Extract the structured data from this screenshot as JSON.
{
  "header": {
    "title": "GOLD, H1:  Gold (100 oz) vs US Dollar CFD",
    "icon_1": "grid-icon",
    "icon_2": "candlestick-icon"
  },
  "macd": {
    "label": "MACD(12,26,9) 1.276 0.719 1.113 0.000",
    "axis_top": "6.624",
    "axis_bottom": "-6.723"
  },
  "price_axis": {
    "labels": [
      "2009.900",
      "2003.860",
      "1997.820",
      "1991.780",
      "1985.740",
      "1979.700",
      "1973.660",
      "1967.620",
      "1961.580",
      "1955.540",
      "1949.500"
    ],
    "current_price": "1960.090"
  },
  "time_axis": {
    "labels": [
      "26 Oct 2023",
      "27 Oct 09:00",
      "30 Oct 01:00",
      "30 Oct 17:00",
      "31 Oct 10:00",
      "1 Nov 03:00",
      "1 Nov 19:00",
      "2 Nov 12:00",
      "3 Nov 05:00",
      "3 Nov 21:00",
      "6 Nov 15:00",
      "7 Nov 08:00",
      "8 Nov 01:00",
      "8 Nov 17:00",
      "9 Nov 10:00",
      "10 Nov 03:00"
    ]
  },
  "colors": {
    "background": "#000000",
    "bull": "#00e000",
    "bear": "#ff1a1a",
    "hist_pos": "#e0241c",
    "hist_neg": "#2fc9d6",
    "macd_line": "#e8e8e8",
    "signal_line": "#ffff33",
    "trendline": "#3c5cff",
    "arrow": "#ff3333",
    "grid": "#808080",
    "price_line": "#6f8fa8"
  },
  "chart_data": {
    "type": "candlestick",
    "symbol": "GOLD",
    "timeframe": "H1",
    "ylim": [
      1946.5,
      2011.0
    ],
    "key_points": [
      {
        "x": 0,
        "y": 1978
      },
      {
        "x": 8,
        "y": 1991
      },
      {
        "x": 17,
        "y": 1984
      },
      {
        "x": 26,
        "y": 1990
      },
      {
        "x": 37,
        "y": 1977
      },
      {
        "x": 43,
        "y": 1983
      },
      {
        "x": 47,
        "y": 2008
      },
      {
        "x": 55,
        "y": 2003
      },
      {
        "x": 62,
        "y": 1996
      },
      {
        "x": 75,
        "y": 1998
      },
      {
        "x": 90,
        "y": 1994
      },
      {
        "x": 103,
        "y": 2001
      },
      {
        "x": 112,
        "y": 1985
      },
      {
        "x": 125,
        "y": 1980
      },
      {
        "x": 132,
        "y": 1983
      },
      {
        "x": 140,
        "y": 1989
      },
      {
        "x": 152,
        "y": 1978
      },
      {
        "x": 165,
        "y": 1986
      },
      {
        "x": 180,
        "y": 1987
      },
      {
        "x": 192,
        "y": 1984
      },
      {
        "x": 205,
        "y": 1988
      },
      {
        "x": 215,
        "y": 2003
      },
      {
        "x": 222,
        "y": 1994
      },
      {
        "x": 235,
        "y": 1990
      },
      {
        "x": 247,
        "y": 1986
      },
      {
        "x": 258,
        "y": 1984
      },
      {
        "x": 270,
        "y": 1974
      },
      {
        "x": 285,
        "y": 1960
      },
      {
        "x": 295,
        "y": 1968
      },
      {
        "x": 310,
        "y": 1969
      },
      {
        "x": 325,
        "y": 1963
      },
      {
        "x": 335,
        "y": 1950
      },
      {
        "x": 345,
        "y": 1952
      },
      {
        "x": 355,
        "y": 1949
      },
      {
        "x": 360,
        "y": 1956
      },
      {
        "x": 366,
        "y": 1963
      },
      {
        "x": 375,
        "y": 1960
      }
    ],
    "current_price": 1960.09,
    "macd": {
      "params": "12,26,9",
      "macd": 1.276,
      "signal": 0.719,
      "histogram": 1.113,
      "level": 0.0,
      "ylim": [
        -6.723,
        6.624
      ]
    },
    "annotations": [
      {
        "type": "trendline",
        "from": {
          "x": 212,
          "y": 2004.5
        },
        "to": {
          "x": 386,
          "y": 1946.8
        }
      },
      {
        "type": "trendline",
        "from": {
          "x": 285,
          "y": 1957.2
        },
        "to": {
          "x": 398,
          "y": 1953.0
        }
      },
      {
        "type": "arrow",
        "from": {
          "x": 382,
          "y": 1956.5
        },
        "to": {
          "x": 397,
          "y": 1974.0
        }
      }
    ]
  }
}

____

What this task involves: Copy out all of the lines above exactly.

Answer for the task:
Extract the structured data from this screenshot as JSON.
{
  "header": {
    "title": "GOLD, H1:  Gold (100 oz) vs US Dollar CFD",
    "icon_1": "grid-icon",
    "icon_2": "candlestick-icon"
  },
  "macd": {
    "label": "MACD(12,26,9) 1.276 0.719 1.113 0.000",
    "axis_top": "6.624",
    "axis_bottom": "-6.723"
  },
  "price_axis": {
    "labels": [
      "2009.900",
      "2003.860",
      "1997.820",
      "1991.780",
      "1985.740",
      "1979.700",
      "1973.660",
      "1967.620",
      "1961.580",
      "1955.540",
      "1949.500"
    ],
    "current_price": "1960.090"
  },
  "time_axis": {
    "labels": [
      "26 Oct 2023",
      "27 Oct 09:00",
      "30 Oct 01:00",
      "30 Oct 17:00",
      "31 Oct 10:00",
      "1 Nov 03:00",
      "1 Nov 19:00",
      "2 Nov 12:00",
      "3 Nov 05:00",
      "3 Nov 21:00",
      "6 Nov 15:00",
      "7 Nov 08:00",
      "8 Nov 01:00",
      "8 Nov 17:00",
      "9 Nov 10:00",
      "10 Nov 03:00"
    ]
  },
  "colors": {
    "background": "#000000",
    "bull": "#00e000",
    "bear": "#ff1a1a",
    "hist_pos": "#e0241c",
    "hist_neg": "#2fc9d6",
    "macd_line": "#e8e8e8",
    "signal_line": "#ffff33",
    "trendline": "#3c5cff",
    "arrow": "#ff3333",
    "grid": "#808080",
    "price_line": "#6f8fa8"
  },
  "chart_data": {
    "type": "candlestick",
    "symbol": "GOLD",
    "timeframe": "H1",
    "ylim": [
      1946.5,
      2011.0
    ],
    "key_points": [
      {
        "x": 0,
        "y": 1978
      },
      {
        "x": 8,
        "y": 1991
      },
      {
        "x": 17,
        "y": 1984
      },
      {
        "x": 26,
        "y": 1990
      },
      {
        "x": 37,
        "y": 1977
      },
      {
        "x": 43,
        "y": 1983
      },
      {
        "x": 47,
        "y": 2008
      },
      {
        "x": 55,
        "y": 2003
      },
      {
        "x": 62,
        "y": 1996
      },
      {
        "x": 75,
        "y": 1998
      },
      {
        "x": 90,
        "y": 1994
      },
      {
        "x": 103,
        "y": 2001
      },
      {
        "x": 112,
        "y": 1985
      },
      {
        "x": 125,
        "y": 1980
      },
      {
        "x": 132,
        "y": 1983
      },
      {
        "x": 140,
        "y": 1989
      },
      {
        "x": 152,
        "y": 1978
      },
      {
        "x": 165,
        "y": 1986
      },
      {
        "x": 180,
        "y": 1987
      },
      {
        "x": 192,
        "y": 1984
      },
      {
        "x": 205,
        "y": 1988
      },
      {
        "x": 215,
        "y": 2003
      },
      {
        "x": 222,
        "y": 1994
      },
      {
        "x": 235,
        "y": 1990
      },
      {
        "x": 247,
        "y": 1986
      },
      {
        "x": 258,
        "y": 1984
      },
      {
        "x": 270,
        "y": 1974
      },
      {
        "x": 285,
        "y": 1960
      },
      {
        "x": 295,
        "y": 1968
      },
      {
        "x": 310,
        "y": 1969
      },
      {
        "x": 325,
        "y": 1963
      },
      {
        "x": 335,
        "y": 1950
      },
      {
        "x": 345,
        "y": 1952
      },
      {
        "x": 355,
        "y": 1949
      },
      {
        "x": 360,
        "y": 1956
      },
      {
        "x": 366,
        "y": 1963
      },
      {
        "x": 375,
        "y": 1960
      }
    ],
    "current_price": 1960.09,
    "macd": {
      "params": "12,26,9",
      "macd": 1.276,
      "signal": 0.719,
      "histogram": 1.113,
      "level": 0.0,
      "ylim": [
        -6.723,
        6.624
      ]
    },
    "annotations": [
      {
        "type": "trendline",
        "from": {
          "x": 212,
          "y": 2004.5
        },
        "to": {
          "x": 386,
          "y": 1946.8
        }
      },
      {
        "type": "trendline",
        "from": {
          "x": 285,
          "y": 1957.2
        },
        "to": {
          "x": 398,
          "y": 1953.0
        }
      },
      {
        "type": "arrow",
        "from": {
          "x": 382,
          "y": 1956.5
        },
        "to": {
          "x": 397,
          "y": 1974.0
        }
      }
    ]
  }
}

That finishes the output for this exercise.